__Goal__
Omit every picture while repeating the entries exactly.

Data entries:
■ ■ ■ ■
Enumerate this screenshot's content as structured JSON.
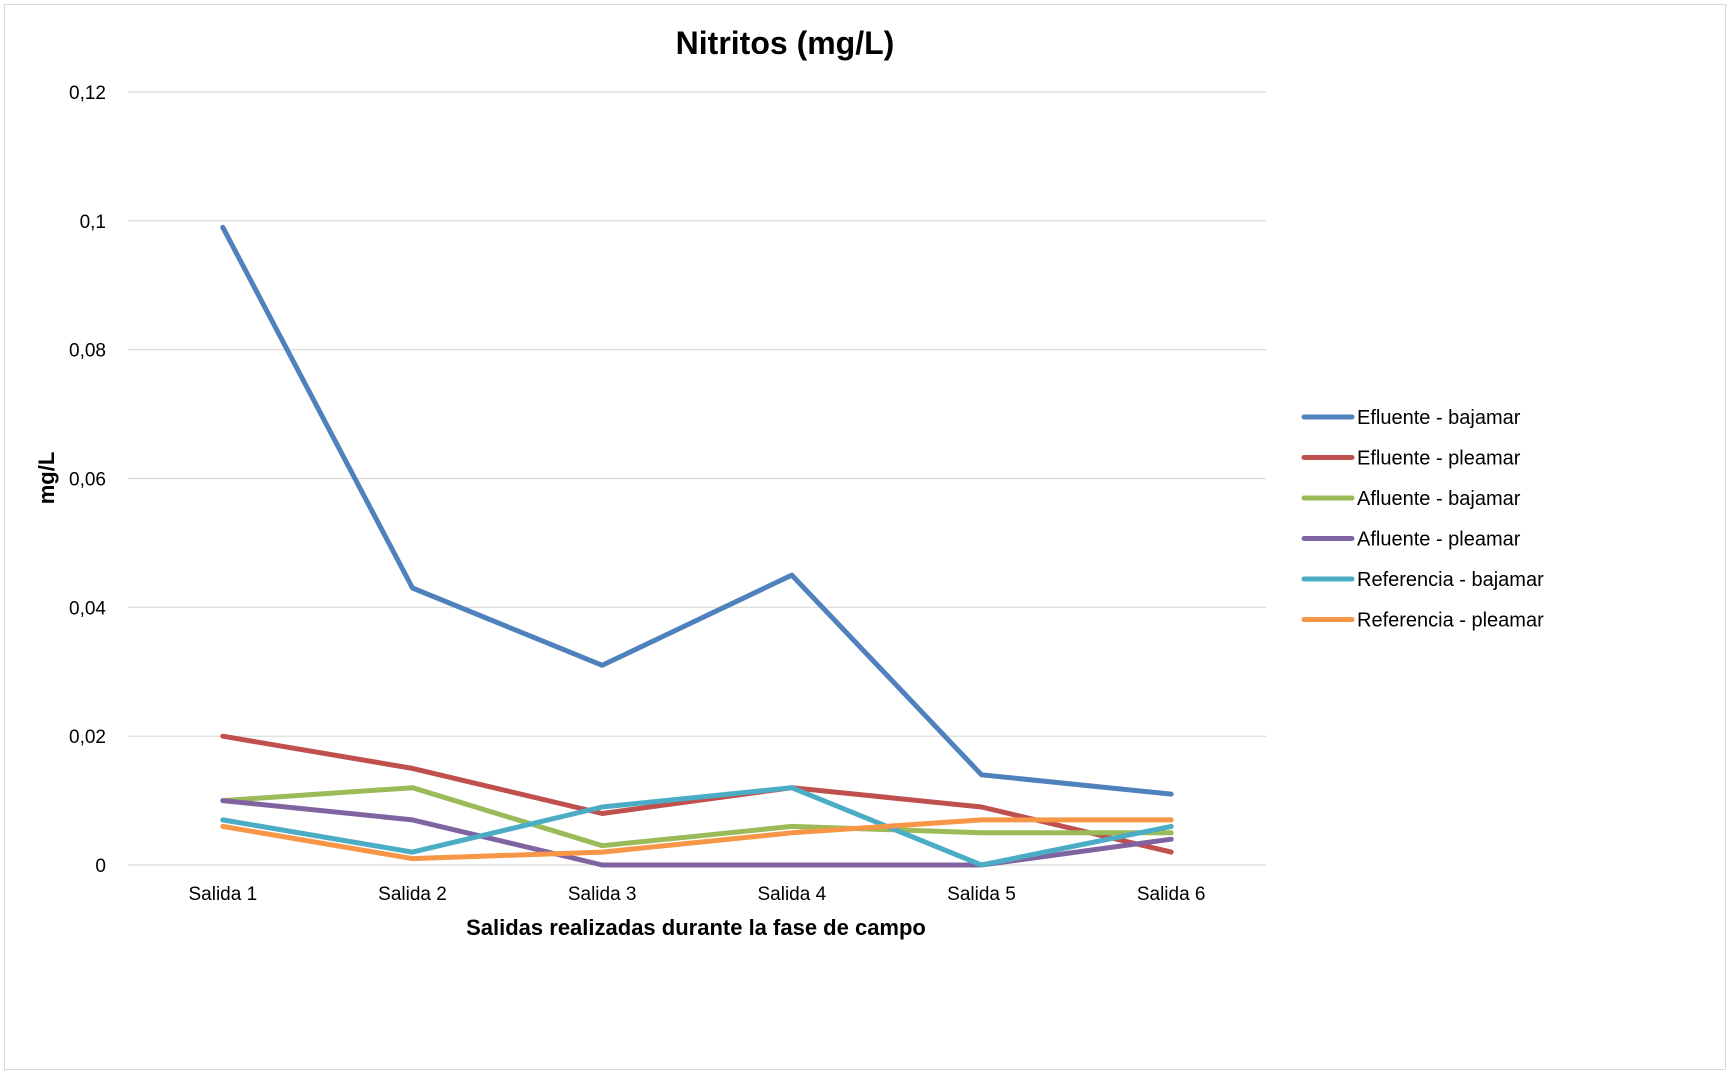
{
  "chart_data": {
    "type": "line",
    "title": "Nitritos (mg/L)",
    "xlabel": "Salidas realizadas durante la fase de campo",
    "ylabel": "mg/L",
    "categories": [
      "Salida 1",
      "Salida 2",
      "Salida 3",
      "Salida 4",
      "Salida 5",
      "Salida 6"
    ],
    "ylim": [
      0,
      0.12
    ],
    "yticks": [
      0,
      0.02,
      0.04,
      0.06,
      0.08,
      0.1,
      0.12
    ],
    "ytick_labels": [
      "0",
      "0,02",
      "0,04",
      "0,06",
      "0,08",
      "0,1",
      "0,12"
    ],
    "grid": true,
    "legend_position": "right",
    "series": [
      {
        "name": "Efluente - bajamar",
        "color": "#4f81bd",
        "values": [
          0.099,
          0.043,
          0.031,
          0.045,
          0.014,
          0.011
        ]
      },
      {
        "name": "Efluente - pleamar",
        "color": "#c0504d",
        "values": [
          0.02,
          0.015,
          0.008,
          0.012,
          0.009,
          0.002
        ]
      },
      {
        "name": "Afluente - bajamar",
        "color": "#9bbb59",
        "values": [
          0.01,
          0.012,
          0.003,
          0.006,
          0.005,
          0.005
        ]
      },
      {
        "name": "Afluente - pleamar",
        "color": "#8064a2",
        "values": [
          0.01,
          0.007,
          0.0,
          0.0,
          0.0,
          0.004
        ]
      },
      {
        "name": "Referencia - bajamar",
        "color": "#4bacc6",
        "values": [
          0.007,
          0.002,
          0.009,
          0.012,
          0.0,
          0.006
        ]
      },
      {
        "name": "Referencia - pleamar",
        "color": "#f79646",
        "values": [
          0.006,
          0.001,
          0.002,
          0.005,
          0.007,
          0.007
        ]
      }
    ]
  }
}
■ ■ ■ ■
__The output__
Enumerate this screenshot's content as structured JSON.
{
  "chart_data": {
    "type": "line",
    "title": "Nitritos (mg/L)",
    "xlabel": "Salidas realizadas durante la fase de campo",
    "ylabel": "mg/L",
    "categories": [
      "Salida 1",
      "Salida 2",
      "Salida 3",
      "Salida 4",
      "Salida 5",
      "Salida 6"
    ],
    "ylim": [
      0,
      0.12
    ],
    "yticks": [
      0,
      0.02,
      0.04,
      0.06,
      0.08,
      0.1,
      0.12
    ],
    "ytick_labels": [
      "0",
      "0,02",
      "0,04",
      "0,06",
      "0,08",
      "0,1",
      "0,12"
    ],
    "grid": true,
    "legend_position": "right",
    "series": [
      {
        "name": "Efluente - bajamar",
        "color": "#4f81bd",
        "values": [
          0.099,
          0.043,
          0.031,
          0.045,
          0.014,
          0.011
        ]
      },
      {
        "name": "Efluente - pleamar",
        "color": "#c0504d",
        "values": [
          0.02,
          0.015,
          0.008,
          0.012,
          0.009,
          0.002
        ]
      },
      {
        "name": "Afluente - bajamar",
        "color": "#9bbb59",
        "values": [
          0.01,
          0.012,
          0.003,
          0.006,
          0.005,
          0.005
        ]
      },
      {
        "name": "Afluente - pleamar",
        "color": "#8064a2",
        "values": [
          0.01,
          0.007,
          0.0,
          0.0,
          0.0,
          0.004
        ]
      },
      {
        "name": "Referencia - bajamar",
        "color": "#4bacc6",
        "values": [
          0.007,
          0.002,
          0.009,
          0.012,
          0.0,
          0.006
        ]
      },
      {
        "name": "Referencia - pleamar",
        "color": "#f79646",
        "values": [
          0.006,
          0.001,
          0.002,
          0.005,
          0.007,
          0.007
        ]
      }
    ]
  }
}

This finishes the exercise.